::: Source data

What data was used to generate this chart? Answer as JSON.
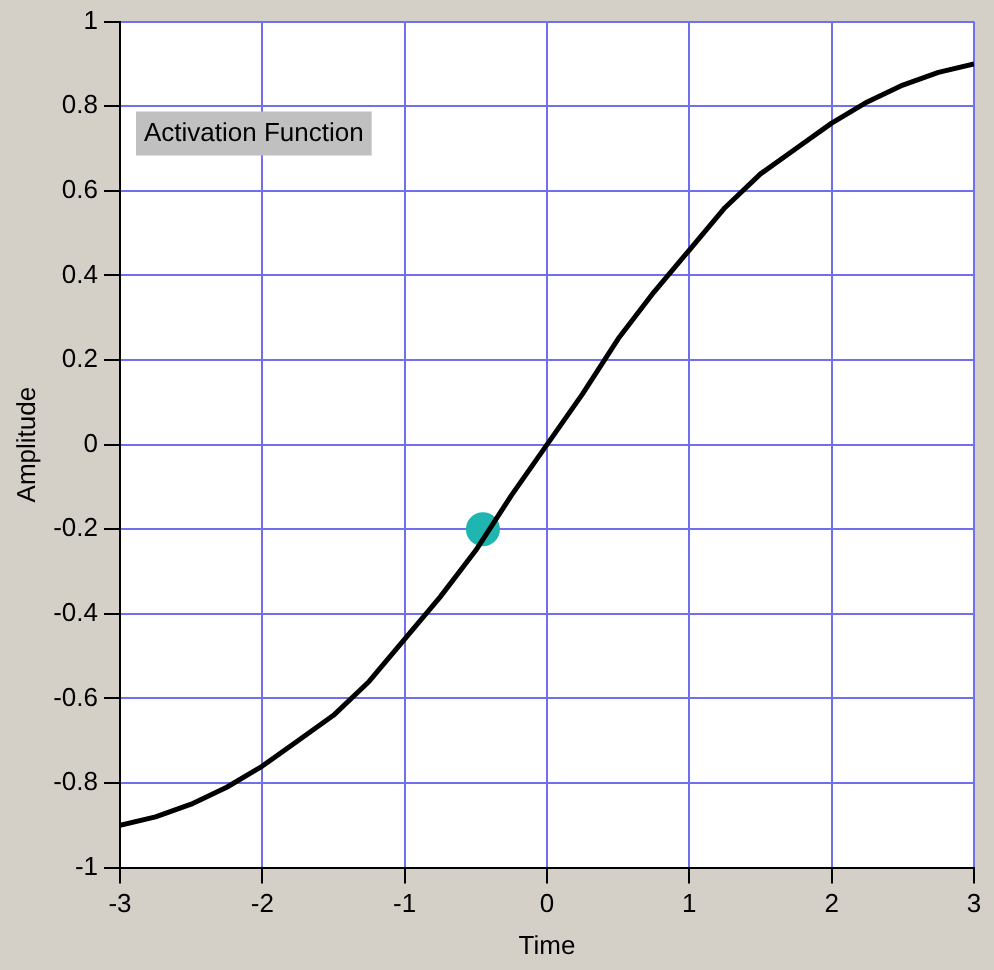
{
  "chart_data": {
    "type": "line",
    "xlabel": "Time",
    "ylabel": "Amplitude",
    "annotations": [
      "Activation Function"
    ],
    "xlim": [
      -3,
      3
    ],
    "xticks": [
      -3,
      -2,
      -1,
      0,
      1,
      2,
      3
    ],
    "ylim": [
      -1,
      1
    ],
    "yticks": [
      -1,
      -0.8,
      -0.6,
      -0.4,
      -0.2,
      0,
      0.2,
      0.4,
      0.6,
      0.8,
      1
    ],
    "grid": true,
    "legend": false,
    "marker": "none",
    "line_style": "solid",
    "series": [
      {
        "type": "line",
        "color": "#000000",
        "x": [
          -3,
          -2.75,
          -2.5,
          -2.25,
          -2,
          -1.75,
          -1.5,
          -1.25,
          -1,
          -0.75,
          -0.5,
          -0.25,
          0,
          0.25,
          0.5,
          0.75,
          1,
          1.25,
          1.5,
          1.75,
          2,
          2.25,
          2.5,
          2.75,
          3
        ],
        "values": [
          -0.9,
          -0.88,
          -0.85,
          -0.81,
          -0.76,
          -0.7,
          -0.64,
          -0.56,
          -0.46,
          -0.36,
          -0.25,
          -0.12,
          0,
          0.12,
          0.25,
          0.36,
          0.46,
          0.56,
          0.64,
          0.7,
          0.76,
          0.81,
          0.85,
          0.88,
          0.9
        ]
      },
      {
        "type": "scatter",
        "color": "#1fb5b0",
        "marker": "circle",
        "x": [
          -0.45
        ],
        "values": [
          -0.2
        ]
      }
    ]
  }
}
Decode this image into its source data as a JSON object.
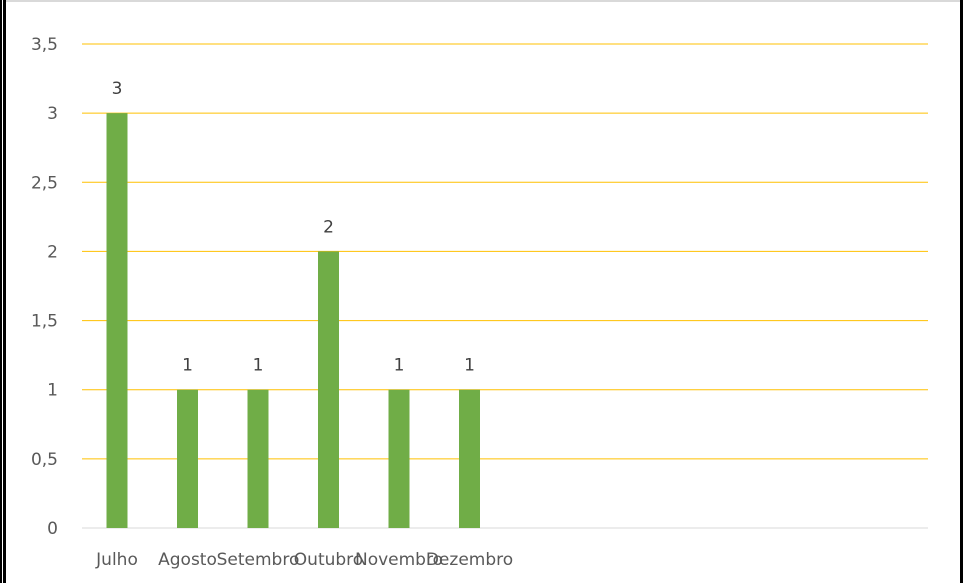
{
  "chart_data": {
    "type": "bar",
    "categories": [
      "Julho",
      "Agosto",
      "Setembro",
      "Outubro",
      "Novembro",
      "Dezembro"
    ],
    "values": [
      3,
      1,
      1,
      2,
      1,
      1
    ],
    "title": "",
    "xlabel": "",
    "ylabel": "",
    "ylim": [
      0,
      3.5
    ],
    "yticks": [
      "0",
      "0,5",
      "1",
      "1,5",
      "2",
      "2,5",
      "3",
      "3,5"
    ],
    "data_labels": [
      "3",
      "1",
      "1",
      "2",
      "1",
      "1"
    ],
    "grid": true,
    "legend": "none",
    "colors": {
      "bar": "#70ad47",
      "grid": "#ffc000",
      "axis": "#d9d9d9"
    }
  }
}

::::::

• _Written exercise_:
Begin with the line containing "Decode this image" and end with the final line of the data, printing those lines exactly and only; pictures are left out.

• _Written response_:
Decode this image into its source data as a JSON object.
{
  "chart_data": {
    "type": "bar",
    "categories": [
      "Julho",
      "Agosto",
      "Setembro",
      "Outubro",
      "Novembro",
      "Dezembro"
    ],
    "values": [
      3,
      1,
      1,
      2,
      1,
      1
    ],
    "title": "",
    "xlabel": "",
    "ylabel": "",
    "ylim": [
      0,
      3.5
    ],
    "yticks": [
      "0",
      "0,5",
      "1",
      "1,5",
      "2",
      "2,5",
      "3",
      "3,5"
    ],
    "data_labels": [
      "3",
      "1",
      "1",
      "2",
      "1",
      "1"
    ],
    "grid": true,
    "legend": "none",
    "colors": {
      "bar": "#70ad47",
      "grid": "#ffc000",
      "axis": "#d9d9d9"
    }
  }
}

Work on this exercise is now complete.